> _Exercise task_
Transcribe the entries below exactly.

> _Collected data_
===
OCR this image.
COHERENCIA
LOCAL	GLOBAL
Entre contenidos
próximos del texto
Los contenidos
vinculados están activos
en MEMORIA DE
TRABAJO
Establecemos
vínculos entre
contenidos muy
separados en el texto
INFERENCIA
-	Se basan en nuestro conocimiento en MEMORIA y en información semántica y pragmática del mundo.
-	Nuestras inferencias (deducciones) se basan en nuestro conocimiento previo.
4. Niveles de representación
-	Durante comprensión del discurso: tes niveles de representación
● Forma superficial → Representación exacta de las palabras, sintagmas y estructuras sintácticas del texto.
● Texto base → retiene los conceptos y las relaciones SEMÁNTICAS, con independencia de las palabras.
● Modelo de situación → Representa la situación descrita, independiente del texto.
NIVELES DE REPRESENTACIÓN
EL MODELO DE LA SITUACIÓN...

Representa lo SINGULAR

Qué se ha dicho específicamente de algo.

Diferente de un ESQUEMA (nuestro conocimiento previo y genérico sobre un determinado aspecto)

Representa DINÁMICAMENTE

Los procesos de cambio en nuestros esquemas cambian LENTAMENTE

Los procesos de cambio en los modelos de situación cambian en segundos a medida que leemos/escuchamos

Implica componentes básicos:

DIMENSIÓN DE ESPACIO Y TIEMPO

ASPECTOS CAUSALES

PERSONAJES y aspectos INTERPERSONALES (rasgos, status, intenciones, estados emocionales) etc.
===
> _Exercise result_
OCR this image.
COHERENCIA
LOCAL	GLOBAL
Entre contenidos
próximos del texto
Los contenidos
vinculados están activos
en MEMORIA DE
TRABAJO
Establecemos
vínculos entre
contenidos muy
separados en el texto
INFERENCIA
-	Se basan en nuestro conocimiento en MEMORIA y en información semántica y pragmática del mundo.
-	Nuestras inferencias (deducciones) se basan en nuestro conocimiento previo.
4. Niveles de representación
-	Durante comprensión del discurso: tes niveles de representación
● Forma superficial → Representación exacta de las palabras, sintagmas y estructuras sintácticas del texto.
● Texto base → retiene los conceptos y las relaciones SEMÁNTICAS, con independencia de las palabras.
● Modelo de situación → Representa la situación descrita, independiente del texto.
NIVELES DE REPRESENTACIÓN
EL MODELO DE LA SITUACIÓN...

Representa lo SINGULAR

Qué se ha dicho específicamente de algo.

Diferente de un ESQUEMA (nuestro conocimiento previo y genérico sobre un determinado aspecto)

Representa DINÁMICAMENTE

Los procesos de cambio en nuestros esquemas cambian LENTAMENTE

Los procesos de cambio en los modelos de situación cambian en segundos a medida que leemos/escuchamos

Implica componentes básicos:

DIMENSIÓN DE ESPACIO Y TIEMPO

ASPECTOS CAUSALES

PERSONAJES y aspectos INTERPERSONALES (rasgos, status, intenciones, estados emocionales) etc.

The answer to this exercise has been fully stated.